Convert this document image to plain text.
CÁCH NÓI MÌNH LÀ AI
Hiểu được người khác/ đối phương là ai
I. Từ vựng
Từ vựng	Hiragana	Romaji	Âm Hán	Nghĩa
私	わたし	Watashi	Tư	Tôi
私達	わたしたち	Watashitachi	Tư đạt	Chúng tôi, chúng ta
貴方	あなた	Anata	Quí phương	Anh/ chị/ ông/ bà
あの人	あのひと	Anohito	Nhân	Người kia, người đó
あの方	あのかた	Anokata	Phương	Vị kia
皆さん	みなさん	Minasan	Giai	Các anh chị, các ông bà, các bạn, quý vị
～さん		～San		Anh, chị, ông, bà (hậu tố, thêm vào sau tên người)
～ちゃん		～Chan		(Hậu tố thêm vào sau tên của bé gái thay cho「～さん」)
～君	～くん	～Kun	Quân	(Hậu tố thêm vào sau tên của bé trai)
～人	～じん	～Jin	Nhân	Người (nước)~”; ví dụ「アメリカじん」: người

= = =

Problem to solve: From the records above, extract every entry verbatim.

Solution to the exercise:
Convert this document image to plain text.
CÁCH NÓI MÌNH LÀ AI
Hiểu được người khác/ đối phương là ai
I. Từ vựng
Từ vựng	Hiragana	Romaji	Âm Hán	Nghĩa
私	わたし	Watashi	Tư	Tôi
私達	わたしたち	Watashitachi	Tư đạt	Chúng tôi, chúng ta
貴方	あなた	Anata	Quí phương	Anh/ chị/ ông/ bà
あの人	あのひと	Anohito	Nhân	Người kia, người đó
あの方	あのかた	Anokata	Phương	Vị kia
皆さん	みなさん	Minasan	Giai	Các anh chị, các ông bà, các bạn, quý vị
～さん		～San		Anh, chị, ông, bà (hậu tố, thêm vào sau tên người)
～ちゃん		～Chan		(Hậu tố thêm vào sau tên của bé gái thay cho「～さん」)
～君	～くん	～Kun	Quân	(Hậu tố thêm vào sau tên của bé trai)
～人	～じん	～Jin	Nhân	Người (nước)~”; ví dụ「アメリカじん」: người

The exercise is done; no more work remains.